» GIVEN RECORDS:
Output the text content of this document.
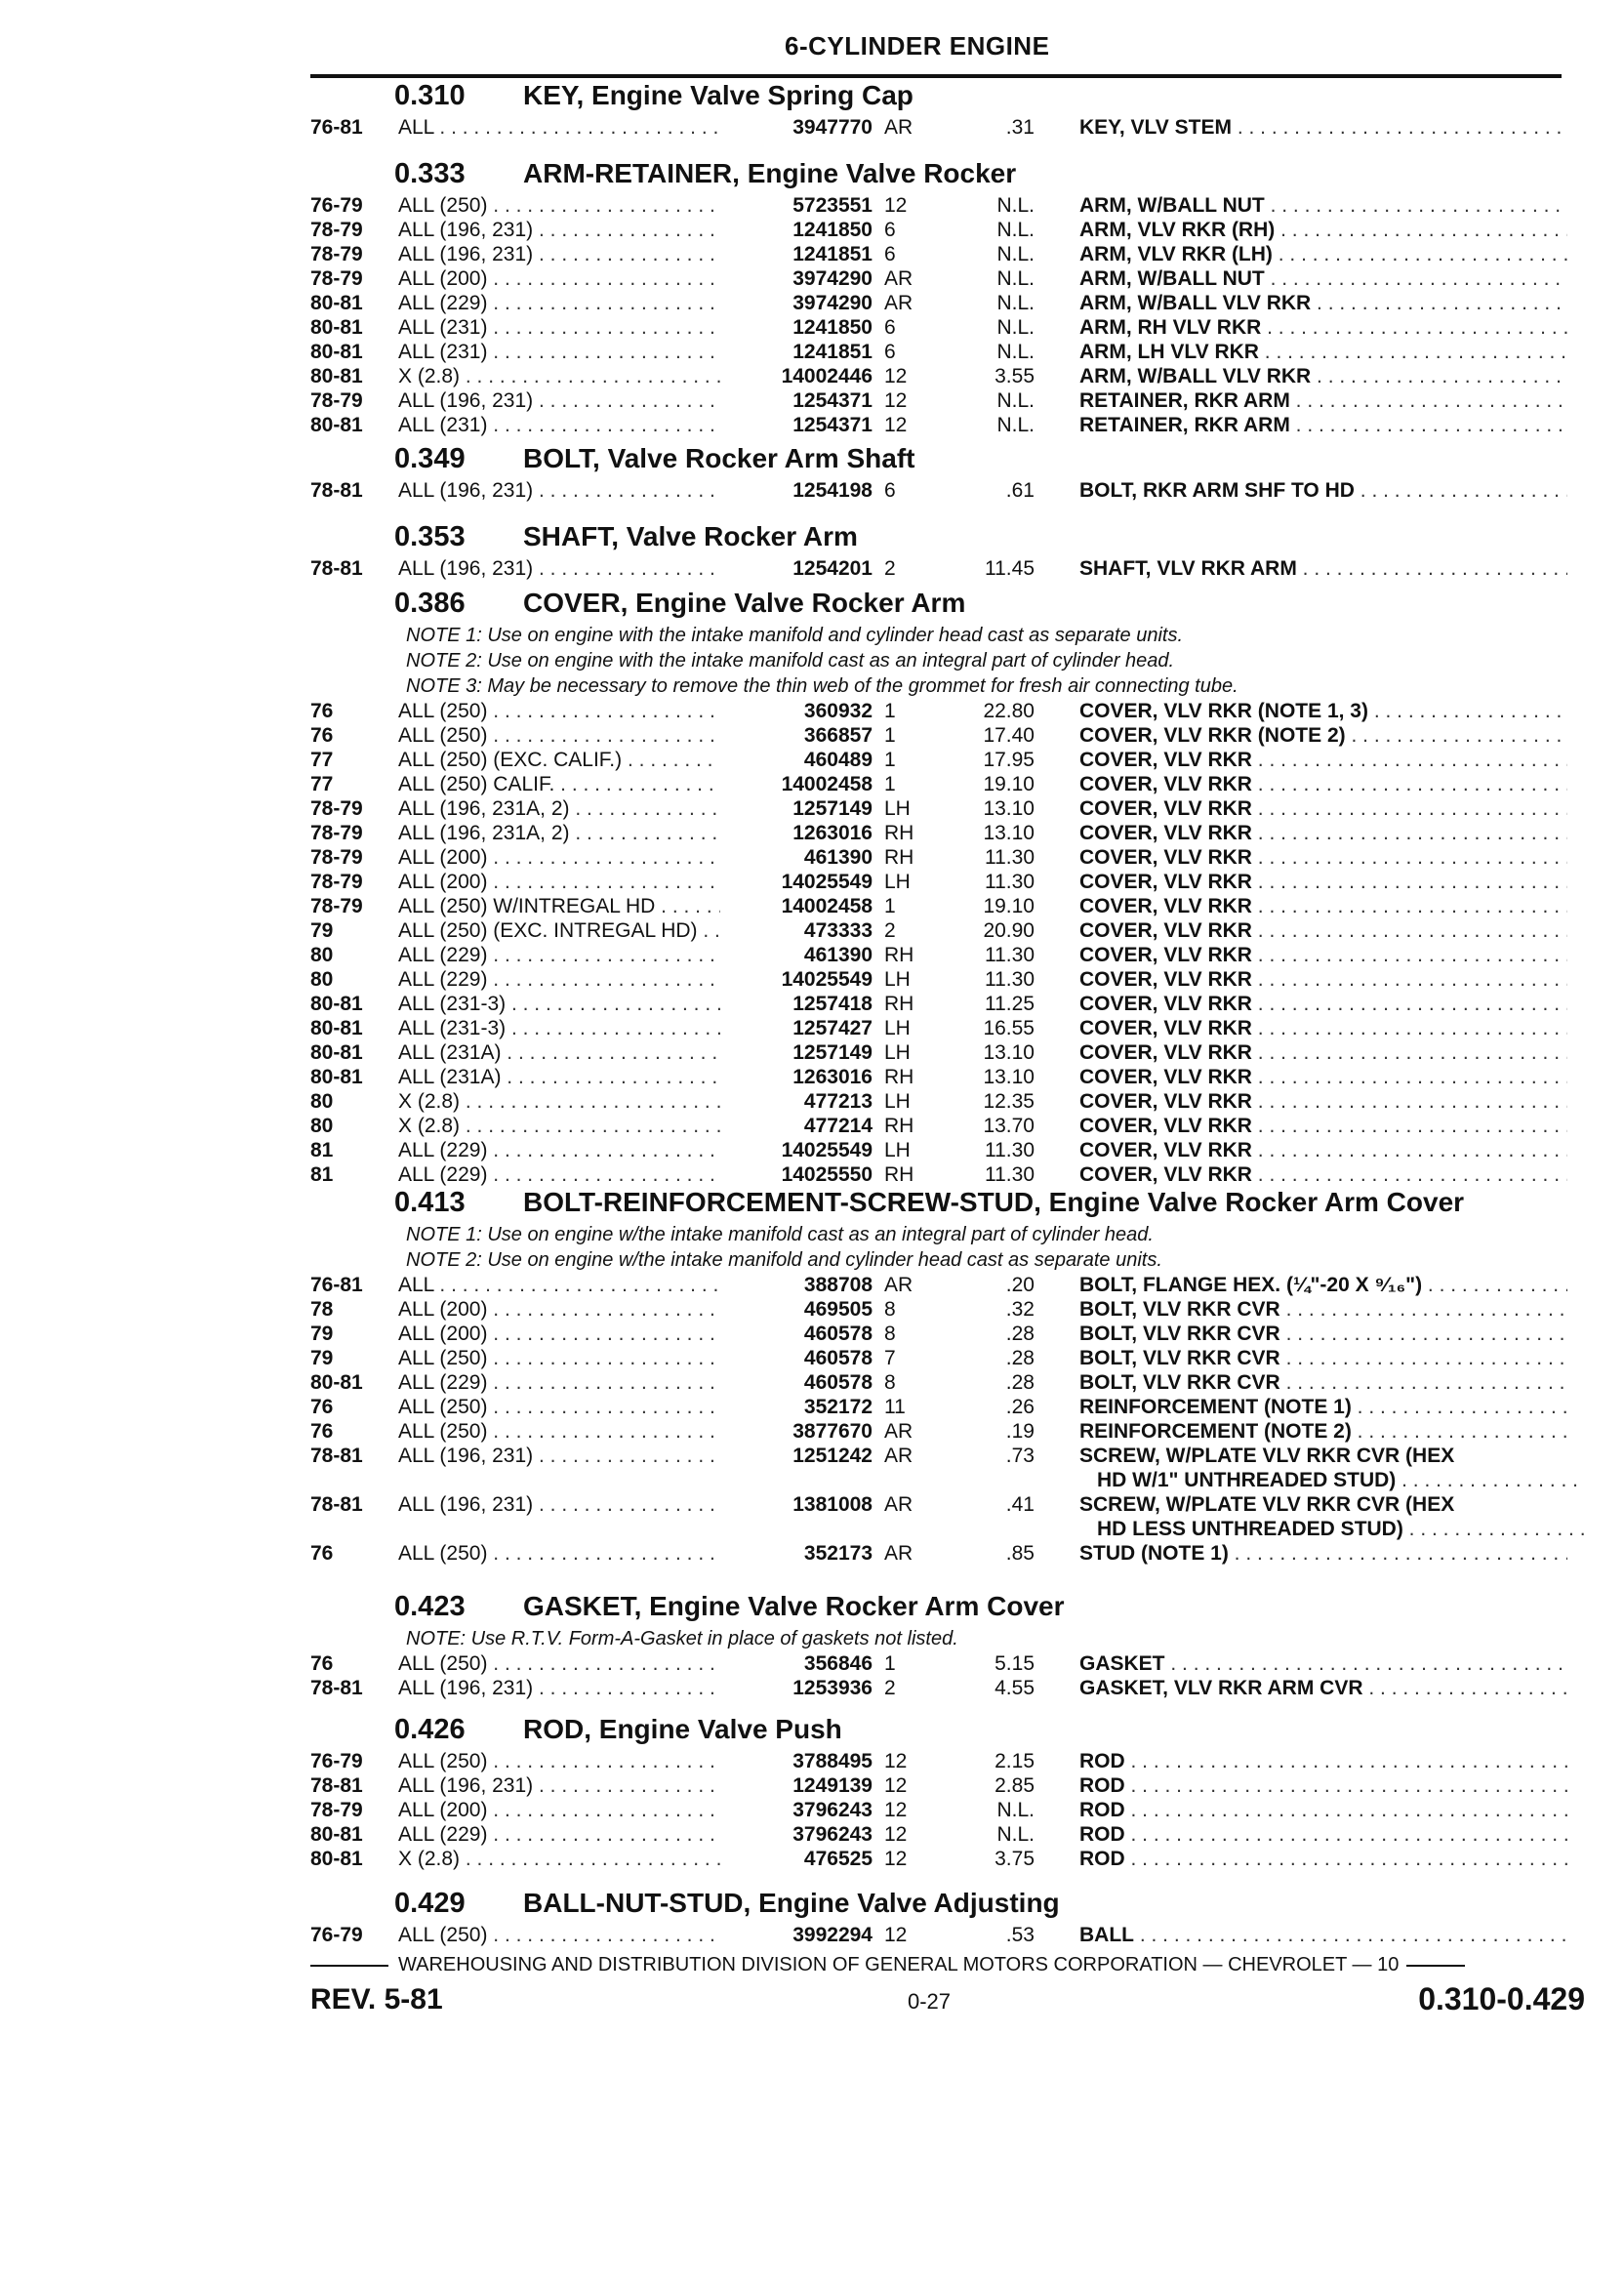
6-CYLINDER ENGINE
0.310 KEY, Engine Valve Spring Cap
76-81	ALL . . .	3947770 AR	.31 KEY, VLV STEM . . .
0.333 ARM-RETAINER, Engine Valve Rocker
76-79	ALL (250) . . .	5723551 12	N.L. ARM, W/BALL NUT . . .
78-79	ALL (196, 231) . . .	1241850 6	N.L. ARM, VLV RKR (RH) . . .
78-79	ALL (196, 231) . . .	1241851 6	N.L. ARM, VLV RKR (LH) . . .
78-79	ALL (200) . . .	3974290 AR	N.L. ARM, W/BALL NUT . . .
80-81	ALL (229) . . .	3974290 AR	N.L. ARM, W/BALL VLV RKR . . .
80-81	ALL (231) . . .	1241850 6	N.L. ARM, RH VLV RKR . . .
80-81	ALL (231) . . .	1241851 6	N.L. ARM, LH VLV RKR . . .
80-81	X (2.8) . . .	14002446 12	3.55 ARM, W/BALL VLV RKR . . .
78-79	ALL (196, 231) . . .	1254371 12	N.L. RETAINER, RKR ARM . . .
80-81	ALL (231) . . .	1254371 12	N.L. RETAINER, RKR ARM . . .
0.349 BOLT, Valve Rocker Arm Shaft
78-81	ALL (196, 231) . . .	1254198 6	.61 BOLT, RKR ARM SHF TO HD . . .
0.353 SHAFT, Valve Rocker Arm
78-81	ALL (196, 231) . . .	1254201 2	11.45 SHAFT, VLV RKR ARM . . .
0.386 COVER, Engine Valve Rocker Arm
NOTE 1: Use on engine with the intake manifold and cylinder head cast as separate units.
NOTE 2: Use on engine with the intake manifold cast as an integral part of cylinder head.
NOTE 3: May be necessary to remove the thin web of the grommet for fresh air connecting tube.
76	ALL (250) . . .	360932 1	22.80 COVER, VLV RKR (NOTE 1, 3) . . .
76	ALL (250) . . .	366857 1	17.40 COVER, VLV RKR (NOTE 2) . . .
77	ALL (250) (EXC. CALIF.) . . .	460489 1	17.95 COVER, VLV RKR . . .
77	ALL (250) CALIF. . . .	14002458 1	19.10 COVER, VLV RKR . . .
78-79	ALL (196, 231A, 2) . . .	1257149 LH	13.10 COVER, VLV RKR . . .
78-79	ALL (196, 231A, 2) . . .	1263016 RH	13.10 COVER, VLV RKR . . .
78-79	ALL (200) . . .	461390 RH	11.30 COVER, VLV RKR . . .
78-79	ALL (200) . . .	14025549 LH	11.30 COVER, VLV RKR . . .
78-79	ALL (250) W/INTREGAL HD . . .	14002458 1	19.10 COVER, VLV RKR . . .
79	ALL (250) (EXC. INTREGAL HD) . . .	473333 2	20.90 COVER, VLV RKR . . .
80	ALL (229) . . .	461390 RH	11.30 COVER, VLV RKR . . .
80	ALL (229) . . .	14025549 LH	11.30 COVER, VLV RKR . . .
80-81	ALL (231-3) . . .	1257418 RH	11.25 COVER, VLV RKR . . .
80-81	ALL (231-3) . . .	1257427 LH	16.55 COVER, VLV RKR . . .
80-81	ALL (231A) . . .	1257149 LH	13.10 COVER, VLV RKR . . .
80-81	ALL (231A) . . .	1263016 RH	13.10 COVER, VLV RKR . . .
80	X (2.8) . . .	477213 LH	12.35 COVER, VLV RKR . . .
80	X (2.8) . . .	477214 RH	13.70 COVER, VLV RKR . . .
81	ALL (229) . . .	14025549 LH	11.30 COVER, VLV RKR . . .
81	ALL (229) . . .	14025550 RH	11.30 COVER, VLV RKR . . .
0.413 BOLT-REINFORCEMENT-SCREW-STUD, Engine Valve Rocker Arm Cover
NOTE 1: Use on engine w/the intake manifold cast as an integral part of cylinder head.
NOTE 2: Use on engine w/the intake manifold and cylinder head cast as separate units.
76-81	ALL . . .	388708 AR	.20 BOLT, FLANGE HEX. (¼"-20 X ⁹⁄₁₆") . . .
78	ALL (200) . . .	469505 8	.32 BOLT, VLV RKR CVR . . .
79	ALL (200) . . .	460578 8	.28 BOLT, VLV RKR CVR . . .
79	ALL (250) . . .	460578 7	.28 BOLT, VLV RKR CVR . . .
80-81	ALL (229) . . .	460578 8	.28 BOLT, VLV RKR CVR . . .
76	ALL (250) . . .	352172 11	.26 REINFORCEMENT (NOTE 1) . . .
76	ALL (250) . . .	3877670 AR	.19 REINFORCEMENT (NOTE 2) . . .
78-81	ALL (196, 231) . . .	1251242 AR	.73 SCREW, W/PLATE VLV RKR CVR (HEX
HD W/1" UNTHREADED STUD) . . .
78-81	ALL (196, 231) . . .	1381008 AR	.41 SCREW, W/PLATE VLV RKR CVR (HEX
HD LESS UNTHREADED STUD) . . .
76	ALL (250) . . .	352173 AR	.85 STUD (NOTE 1) . . .
0.423 GASKET, Engine Valve Rocker Arm Cover
NOTE: Use R.T.V. Form-A-Gasket in place of gaskets not listed.
76	ALL (250) . . .	356846 1	5.15 GASKET . . .
78-81	ALL (196, 231) . . .	1253936 2	4.55 GASKET, VLV RKR ARM CVR . . .
0.426 ROD, Engine Valve Push
76-79	ALL (250) . . .	3788495 12	2.15 ROD . . .
78-81	ALL (196, 231) . . .	1249139 12	2.85 ROD . . .
78-79	ALL (200) . . .	3796243 12	N.L. ROD . . .
80-81	ALL (229) . . .	3796243 12	N.L. ROD . . .
80-81	X (2.8) . . .	476525 12	3.75 ROD . . .
0.429 BALL-NUT-STUD, Engine Valve Adjusting
76-79	ALL (250) . . .	3992294 12	.53 BALL . . .
WAREHOUSING AND DISTRIBUTION DIVISION OF GENERAL MOTORS CORPORATION — CHEVROLET — 10
REV. 5-81	0-27	0.310-0.429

» DIRECTIVE:
Except for the pictures, reproduce every line exactly.

» ANSWER TO THE PROBLEM:
Output the text content of this document.
6-CYLINDER ENGINE
0.310 KEY, Engine Valve Spring Cap
76-81	ALL . . .	3947770 AR	.31 KEY, VLV STEM . . .
0.333 ARM-RETAINER, Engine Valve Rocker
76-79	ALL (250) . . .	5723551 12	N.L. ARM, W/BALL NUT . . .
78-79	ALL (196, 231) . . .	1241850 6	N.L. ARM, VLV RKR (RH) . . .
78-79	ALL (196, 231) . . .	1241851 6	N.L. ARM, VLV RKR (LH) . . .
78-79	ALL (200) . . .	3974290 AR	N.L. ARM, W/BALL NUT . . .
80-81	ALL (229) . . .	3974290 AR	N.L. ARM, W/BALL VLV RKR . . .
80-81	ALL (231) . . .	1241850 6	N.L. ARM, RH VLV RKR . . .
80-81	ALL (231) . . .	1241851 6	N.L. ARM, LH VLV RKR . . .
80-81	X (2.8) . . .	14002446 12	3.55 ARM, W/BALL VLV RKR . . .
78-79	ALL (196, 231) . . .	1254371 12	N.L. RETAINER, RKR ARM . . .
80-81	ALL (231) . . .	1254371 12	N.L. RETAINER, RKR ARM . . .
0.349 BOLT, Valve Rocker Arm Shaft
78-81	ALL (196, 231) . . .	1254198 6	.61 BOLT, RKR ARM SHF TO HD . . .
0.353 SHAFT, Valve Rocker Arm
78-81	ALL (196, 231) . . .	1254201 2	11.45 SHAFT, VLV RKR ARM . . .
0.386 COVER, Engine Valve Rocker Arm
NOTE 1: Use on engine with the intake manifold and cylinder head cast as separate units.
NOTE 2: Use on engine with the intake manifold cast as an integral part of cylinder head.
NOTE 3: May be necessary to remove the thin web of the grommet for fresh air connecting tube.
76	ALL (250) . . .	360932 1	22.80 COVER, VLV RKR (NOTE 1, 3) . . .
76	ALL (250) . . .	366857 1	17.40 COVER, VLV RKR (NOTE 2) . . .
77	ALL (250) (EXC. CALIF.) . . .	460489 1	17.95 COVER, VLV RKR . . .
77	ALL (250) CALIF. . . .	14002458 1	19.10 COVER, VLV RKR . . .
78-79	ALL (196, 231A, 2) . . .	1257149 LH	13.10 COVER, VLV RKR . . .
78-79	ALL (196, 231A, 2) . . .	1263016 RH	13.10 COVER, VLV RKR . . .
78-79	ALL (200) . . .	461390 RH	11.30 COVER, VLV RKR . . .
78-79	ALL (200) . . .	14025549 LH	11.30 COVER, VLV RKR . . .
78-79	ALL (250) W/INTREGAL HD . . .	14002458 1	19.10 COVER, VLV RKR . . .
79	ALL (250) (EXC. INTREGAL HD) . . .	473333 2	20.90 COVER, VLV RKR . . .
80	ALL (229) . . .	461390 RH	11.30 COVER, VLV RKR . . .
80	ALL (229) . . .	14025549 LH	11.30 COVER, VLV RKR . . .
80-81	ALL (231-3) . . .	1257418 RH	11.25 COVER, VLV RKR . . .
80-81	ALL (231-3) . . .	1257427 LH	16.55 COVER, VLV RKR . . .
80-81	ALL (231A) . . .	1257149 LH	13.10 COVER, VLV RKR . . .
80-81	ALL (231A) . . .	1263016 RH	13.10 COVER, VLV RKR . . .
80	X (2.8) . . .	477213 LH	12.35 COVER, VLV RKR . . .
80	X (2.8) . . .	477214 RH	13.70 COVER, VLV RKR . . .
81	ALL (229) . . .	14025549 LH	11.30 COVER, VLV RKR . . .
81	ALL (229) . . .	14025550 RH	11.30 COVER, VLV RKR . . .
0.413 BOLT-REINFORCEMENT-SCREW-STUD, Engine Valve Rocker Arm Cover
NOTE 1: Use on engine w/the intake manifold cast as an integral part of cylinder head.
NOTE 2: Use on engine w/the intake manifold and cylinder head cast as separate units.
76-81	ALL . . .	388708 AR	.20 BOLT, FLANGE HEX. (¼"-20 X ⁹⁄₁₆") . . .
78	ALL (200) . . .	469505 8	.32 BOLT, VLV RKR CVR . . .
79	ALL (200) . . .	460578 8	.28 BOLT, VLV RKR CVR . . .
79	ALL (250) . . .	460578 7	.28 BOLT, VLV RKR CVR . . .
80-81	ALL (229) . . .	460578 8	.28 BOLT, VLV RKR CVR . . .
76	ALL (250) . . .	352172 11	.26 REINFORCEMENT (NOTE 1) . . .
76	ALL (250) . . .	3877670 AR	.19 REINFORCEMENT (NOTE 2) . . .
78-81	ALL (196, 231) . . .	1251242 AR	.73 SCREW, W/PLATE VLV RKR CVR (HEX
HD W/1" UNTHREADED STUD) . . .
78-81	ALL (196, 231) . . .	1381008 AR	.41 SCREW, W/PLATE VLV RKR CVR (HEX
HD LESS UNTHREADED STUD) . . .
76	ALL (250) . . .	352173 AR	.85 STUD (NOTE 1) . . .
0.423 GASKET, Engine Valve Rocker Arm Cover
NOTE: Use R.T.V. Form-A-Gasket in place of gaskets not listed.
76	ALL (250) . . .	356846 1	5.15 GASKET . . .
78-81	ALL (196, 231) . . .	1253936 2	4.55 GASKET, VLV RKR ARM CVR . . .
0.426 ROD, Engine Valve Push
76-79	ALL (250) . . .	3788495 12	2.15 ROD . . .
78-81	ALL (196, 231) . . .	1249139 12	2.85 ROD . . .
78-79	ALL (200) . . .	3796243 12	N.L. ROD . . .
80-81	ALL (229) . . .	3796243 12	N.L. ROD . . .
80-81	X (2.8) . . .	476525 12	3.75 ROD . . .
0.429 BALL-NUT-STUD, Engine Valve Adjusting
76-79	ALL (250) . . .	3992294 12	.53 BALL . . .
WAREHOUSING AND DISTRIBUTION DIVISION OF GENERAL MOTORS CORPORATION — CHEVROLET — 10
REV. 5-81	0-27	0.310-0.429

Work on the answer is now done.